_Task inputs_
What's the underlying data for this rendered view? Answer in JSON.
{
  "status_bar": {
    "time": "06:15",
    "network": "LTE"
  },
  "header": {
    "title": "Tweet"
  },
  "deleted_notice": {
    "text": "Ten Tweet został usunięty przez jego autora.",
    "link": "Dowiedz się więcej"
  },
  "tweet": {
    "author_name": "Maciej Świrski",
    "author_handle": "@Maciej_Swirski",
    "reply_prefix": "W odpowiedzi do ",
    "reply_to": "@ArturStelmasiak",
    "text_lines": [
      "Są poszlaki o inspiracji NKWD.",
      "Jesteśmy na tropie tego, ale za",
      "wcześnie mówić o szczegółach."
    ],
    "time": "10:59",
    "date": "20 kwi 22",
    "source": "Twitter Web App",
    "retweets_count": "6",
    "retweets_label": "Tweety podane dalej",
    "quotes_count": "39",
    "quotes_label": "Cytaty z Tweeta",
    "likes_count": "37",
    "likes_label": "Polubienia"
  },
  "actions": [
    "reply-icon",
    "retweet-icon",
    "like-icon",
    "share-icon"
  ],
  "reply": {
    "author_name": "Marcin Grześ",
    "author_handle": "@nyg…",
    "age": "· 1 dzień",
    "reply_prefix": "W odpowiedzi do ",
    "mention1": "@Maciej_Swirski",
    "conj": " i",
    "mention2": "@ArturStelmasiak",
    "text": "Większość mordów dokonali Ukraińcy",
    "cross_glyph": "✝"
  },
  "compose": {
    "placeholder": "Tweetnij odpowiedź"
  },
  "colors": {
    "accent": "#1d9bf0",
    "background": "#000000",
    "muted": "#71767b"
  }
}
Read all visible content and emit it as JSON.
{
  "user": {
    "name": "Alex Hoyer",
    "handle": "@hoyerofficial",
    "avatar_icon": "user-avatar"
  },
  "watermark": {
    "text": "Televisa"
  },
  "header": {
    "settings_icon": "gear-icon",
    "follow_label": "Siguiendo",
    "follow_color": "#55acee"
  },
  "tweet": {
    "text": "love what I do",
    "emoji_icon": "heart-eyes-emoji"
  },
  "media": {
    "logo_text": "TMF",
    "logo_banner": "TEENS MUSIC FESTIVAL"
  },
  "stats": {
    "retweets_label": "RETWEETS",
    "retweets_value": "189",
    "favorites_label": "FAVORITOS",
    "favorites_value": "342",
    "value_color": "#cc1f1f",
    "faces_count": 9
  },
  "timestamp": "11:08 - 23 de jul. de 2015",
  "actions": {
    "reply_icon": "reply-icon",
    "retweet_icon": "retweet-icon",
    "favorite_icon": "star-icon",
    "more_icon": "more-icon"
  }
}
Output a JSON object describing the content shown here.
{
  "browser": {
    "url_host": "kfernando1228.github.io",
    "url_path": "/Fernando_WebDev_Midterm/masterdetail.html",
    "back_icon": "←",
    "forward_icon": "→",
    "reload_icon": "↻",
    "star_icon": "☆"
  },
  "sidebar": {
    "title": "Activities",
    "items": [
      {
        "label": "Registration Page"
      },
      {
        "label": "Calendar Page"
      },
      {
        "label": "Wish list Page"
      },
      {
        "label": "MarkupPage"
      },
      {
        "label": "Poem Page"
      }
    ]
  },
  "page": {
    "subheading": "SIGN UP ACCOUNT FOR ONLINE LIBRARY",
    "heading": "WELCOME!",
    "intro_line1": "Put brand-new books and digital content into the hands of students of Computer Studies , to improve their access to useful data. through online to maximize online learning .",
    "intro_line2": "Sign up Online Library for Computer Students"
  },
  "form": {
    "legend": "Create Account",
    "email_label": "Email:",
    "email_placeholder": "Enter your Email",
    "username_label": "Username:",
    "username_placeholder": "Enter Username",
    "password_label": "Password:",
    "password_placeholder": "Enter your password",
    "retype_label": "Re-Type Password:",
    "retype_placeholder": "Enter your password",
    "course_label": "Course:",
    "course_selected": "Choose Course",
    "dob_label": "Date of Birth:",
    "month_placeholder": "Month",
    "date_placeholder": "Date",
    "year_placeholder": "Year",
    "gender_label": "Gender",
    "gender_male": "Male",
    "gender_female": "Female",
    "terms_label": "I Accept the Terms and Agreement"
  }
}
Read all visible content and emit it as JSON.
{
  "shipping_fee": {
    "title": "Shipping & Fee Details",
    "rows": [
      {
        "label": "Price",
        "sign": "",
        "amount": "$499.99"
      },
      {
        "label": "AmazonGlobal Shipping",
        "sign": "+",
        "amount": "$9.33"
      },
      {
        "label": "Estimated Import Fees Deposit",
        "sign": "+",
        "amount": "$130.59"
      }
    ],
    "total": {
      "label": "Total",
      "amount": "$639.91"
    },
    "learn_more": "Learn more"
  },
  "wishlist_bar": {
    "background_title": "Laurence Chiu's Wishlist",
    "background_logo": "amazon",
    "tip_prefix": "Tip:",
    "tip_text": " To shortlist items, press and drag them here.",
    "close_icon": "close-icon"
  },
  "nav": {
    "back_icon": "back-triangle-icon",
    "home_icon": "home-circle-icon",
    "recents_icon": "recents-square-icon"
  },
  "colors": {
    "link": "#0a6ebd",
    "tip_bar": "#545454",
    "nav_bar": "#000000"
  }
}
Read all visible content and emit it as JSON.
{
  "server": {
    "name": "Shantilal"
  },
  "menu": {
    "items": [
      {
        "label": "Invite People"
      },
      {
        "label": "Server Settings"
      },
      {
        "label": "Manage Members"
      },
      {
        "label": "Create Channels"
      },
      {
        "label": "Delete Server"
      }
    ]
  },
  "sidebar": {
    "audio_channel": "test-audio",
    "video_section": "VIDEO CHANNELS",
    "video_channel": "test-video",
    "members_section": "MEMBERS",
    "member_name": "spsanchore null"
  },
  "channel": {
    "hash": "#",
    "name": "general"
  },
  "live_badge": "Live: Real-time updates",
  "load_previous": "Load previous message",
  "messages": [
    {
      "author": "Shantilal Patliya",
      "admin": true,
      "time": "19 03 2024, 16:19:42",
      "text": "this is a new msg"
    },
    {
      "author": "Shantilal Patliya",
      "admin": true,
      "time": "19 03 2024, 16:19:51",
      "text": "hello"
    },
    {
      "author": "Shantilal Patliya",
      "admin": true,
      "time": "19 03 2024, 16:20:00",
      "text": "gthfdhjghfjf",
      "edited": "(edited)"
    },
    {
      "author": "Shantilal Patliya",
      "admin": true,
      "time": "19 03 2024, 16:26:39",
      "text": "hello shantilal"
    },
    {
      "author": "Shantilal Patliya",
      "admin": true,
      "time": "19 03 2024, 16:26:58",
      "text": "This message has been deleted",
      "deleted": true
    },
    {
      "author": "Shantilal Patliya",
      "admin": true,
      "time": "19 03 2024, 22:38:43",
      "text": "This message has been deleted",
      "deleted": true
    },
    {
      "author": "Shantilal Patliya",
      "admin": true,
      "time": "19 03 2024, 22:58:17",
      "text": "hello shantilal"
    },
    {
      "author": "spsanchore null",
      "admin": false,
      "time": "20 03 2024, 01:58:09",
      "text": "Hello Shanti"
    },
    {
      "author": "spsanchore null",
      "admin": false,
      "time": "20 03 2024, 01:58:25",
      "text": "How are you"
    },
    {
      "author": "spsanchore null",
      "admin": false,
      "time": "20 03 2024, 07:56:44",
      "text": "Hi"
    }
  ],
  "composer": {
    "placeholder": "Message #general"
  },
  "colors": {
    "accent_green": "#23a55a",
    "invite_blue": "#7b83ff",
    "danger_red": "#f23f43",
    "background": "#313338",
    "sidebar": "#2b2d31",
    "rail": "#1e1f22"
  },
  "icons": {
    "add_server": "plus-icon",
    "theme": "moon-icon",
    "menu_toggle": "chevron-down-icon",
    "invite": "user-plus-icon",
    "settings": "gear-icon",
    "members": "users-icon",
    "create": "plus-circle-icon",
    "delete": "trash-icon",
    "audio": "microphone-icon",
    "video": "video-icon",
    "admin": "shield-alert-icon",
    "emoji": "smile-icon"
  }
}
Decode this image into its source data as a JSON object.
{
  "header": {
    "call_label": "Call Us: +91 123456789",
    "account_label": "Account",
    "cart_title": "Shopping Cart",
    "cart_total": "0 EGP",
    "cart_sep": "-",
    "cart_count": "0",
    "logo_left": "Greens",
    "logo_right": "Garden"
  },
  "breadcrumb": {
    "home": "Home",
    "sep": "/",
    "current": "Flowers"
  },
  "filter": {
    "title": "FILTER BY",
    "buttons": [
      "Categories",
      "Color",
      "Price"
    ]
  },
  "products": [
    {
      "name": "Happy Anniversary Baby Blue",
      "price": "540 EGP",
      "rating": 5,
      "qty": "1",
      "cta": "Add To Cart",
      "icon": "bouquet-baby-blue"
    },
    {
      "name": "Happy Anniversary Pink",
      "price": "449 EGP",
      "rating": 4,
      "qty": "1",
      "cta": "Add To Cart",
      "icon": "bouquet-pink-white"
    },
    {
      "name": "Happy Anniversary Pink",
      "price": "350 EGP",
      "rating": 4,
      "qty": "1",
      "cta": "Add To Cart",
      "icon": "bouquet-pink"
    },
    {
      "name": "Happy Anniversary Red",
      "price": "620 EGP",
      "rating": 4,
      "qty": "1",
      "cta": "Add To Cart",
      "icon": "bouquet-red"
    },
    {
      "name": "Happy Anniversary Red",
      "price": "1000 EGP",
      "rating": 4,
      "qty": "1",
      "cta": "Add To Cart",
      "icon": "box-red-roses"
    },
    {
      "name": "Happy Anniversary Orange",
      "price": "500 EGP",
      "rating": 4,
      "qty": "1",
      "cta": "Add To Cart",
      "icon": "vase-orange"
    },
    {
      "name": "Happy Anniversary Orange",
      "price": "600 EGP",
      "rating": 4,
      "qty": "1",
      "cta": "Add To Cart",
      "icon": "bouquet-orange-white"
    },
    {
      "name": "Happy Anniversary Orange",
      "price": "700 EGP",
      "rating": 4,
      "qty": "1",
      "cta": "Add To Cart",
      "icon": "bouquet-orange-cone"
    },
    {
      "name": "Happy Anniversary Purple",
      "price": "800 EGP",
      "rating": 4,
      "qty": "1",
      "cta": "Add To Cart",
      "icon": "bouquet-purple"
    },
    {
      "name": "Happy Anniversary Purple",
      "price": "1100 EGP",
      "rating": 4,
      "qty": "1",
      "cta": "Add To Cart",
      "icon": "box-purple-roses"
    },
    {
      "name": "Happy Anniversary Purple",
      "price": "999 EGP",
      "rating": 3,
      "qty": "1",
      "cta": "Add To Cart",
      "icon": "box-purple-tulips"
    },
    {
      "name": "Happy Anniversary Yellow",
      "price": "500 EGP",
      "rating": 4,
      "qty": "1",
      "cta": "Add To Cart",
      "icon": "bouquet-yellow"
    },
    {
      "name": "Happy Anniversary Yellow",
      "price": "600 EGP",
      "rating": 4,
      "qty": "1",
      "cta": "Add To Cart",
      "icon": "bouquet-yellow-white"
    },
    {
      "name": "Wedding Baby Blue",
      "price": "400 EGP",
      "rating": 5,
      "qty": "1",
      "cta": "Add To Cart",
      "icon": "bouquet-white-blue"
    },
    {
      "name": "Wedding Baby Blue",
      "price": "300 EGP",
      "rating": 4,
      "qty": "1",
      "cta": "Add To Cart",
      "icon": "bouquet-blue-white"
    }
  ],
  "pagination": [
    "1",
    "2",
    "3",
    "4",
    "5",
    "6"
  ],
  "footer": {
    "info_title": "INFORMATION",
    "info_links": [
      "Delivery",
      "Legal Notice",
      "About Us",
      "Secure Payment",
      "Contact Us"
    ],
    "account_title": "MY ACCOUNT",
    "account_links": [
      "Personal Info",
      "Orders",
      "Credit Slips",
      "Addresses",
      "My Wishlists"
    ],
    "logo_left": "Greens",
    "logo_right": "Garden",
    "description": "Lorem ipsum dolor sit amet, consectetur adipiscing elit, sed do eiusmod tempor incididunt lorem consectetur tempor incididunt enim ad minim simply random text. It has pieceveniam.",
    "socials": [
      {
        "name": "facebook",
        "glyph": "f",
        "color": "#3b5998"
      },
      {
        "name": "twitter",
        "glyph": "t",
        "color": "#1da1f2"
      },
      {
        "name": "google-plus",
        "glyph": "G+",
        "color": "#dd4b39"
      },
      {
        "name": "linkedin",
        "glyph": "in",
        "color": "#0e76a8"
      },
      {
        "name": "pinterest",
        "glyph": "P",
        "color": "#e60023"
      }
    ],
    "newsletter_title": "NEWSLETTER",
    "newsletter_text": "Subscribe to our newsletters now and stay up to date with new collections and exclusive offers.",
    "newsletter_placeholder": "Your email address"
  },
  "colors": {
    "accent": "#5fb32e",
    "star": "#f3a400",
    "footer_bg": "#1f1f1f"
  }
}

_Task directions_
Count each line where the string "data" occurs, and write only the number.

_Result_
3